Saved entries:
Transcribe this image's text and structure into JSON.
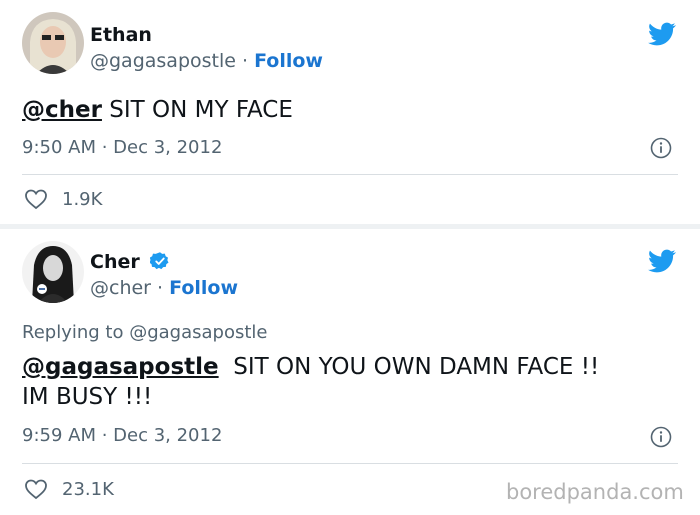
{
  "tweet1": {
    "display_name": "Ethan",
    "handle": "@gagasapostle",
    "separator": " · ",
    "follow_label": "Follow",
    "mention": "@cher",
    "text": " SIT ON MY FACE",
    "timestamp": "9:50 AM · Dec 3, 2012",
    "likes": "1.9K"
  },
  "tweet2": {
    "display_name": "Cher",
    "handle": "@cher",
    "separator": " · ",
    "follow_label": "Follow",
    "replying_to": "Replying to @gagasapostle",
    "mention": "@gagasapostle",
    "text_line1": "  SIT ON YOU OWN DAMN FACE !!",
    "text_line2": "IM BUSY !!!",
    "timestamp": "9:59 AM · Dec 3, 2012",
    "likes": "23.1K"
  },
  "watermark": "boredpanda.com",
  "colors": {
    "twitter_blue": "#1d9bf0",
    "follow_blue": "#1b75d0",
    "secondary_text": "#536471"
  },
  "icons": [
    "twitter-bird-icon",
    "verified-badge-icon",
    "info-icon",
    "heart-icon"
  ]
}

-- Directions for this task --
Copy each line above precisely, dropping the pictures.

-- Output for this exercise --
Transcribe this image's text and structure into JSON.
{
  "tweet1": {
    "display_name": "Ethan",
    "handle": "@gagasapostle",
    "separator": " · ",
    "follow_label": "Follow",
    "mention": "@cher",
    "text": " SIT ON MY FACE",
    "timestamp": "9:50 AM · Dec 3, 2012",
    "likes": "1.9K"
  },
  "tweet2": {
    "display_name": "Cher",
    "handle": "@cher",
    "separator": " · ",
    "follow_label": "Follow",
    "replying_to": "Replying to @gagasapostle",
    "mention": "@gagasapostle",
    "text_line1": "  SIT ON YOU OWN DAMN FACE !!",
    "text_line2": "IM BUSY !!!",
    "timestamp": "9:59 AM · Dec 3, 2012",
    "likes": "23.1K"
  },
  "watermark": "boredpanda.com",
  "colors": {
    "twitter_blue": "#1d9bf0",
    "follow_blue": "#1b75d0",
    "secondary_text": "#536471"
  },
  "icons": [
    "twitter-bird-icon",
    "verified-badge-icon",
    "info-icon",
    "heart-icon"
  ]
}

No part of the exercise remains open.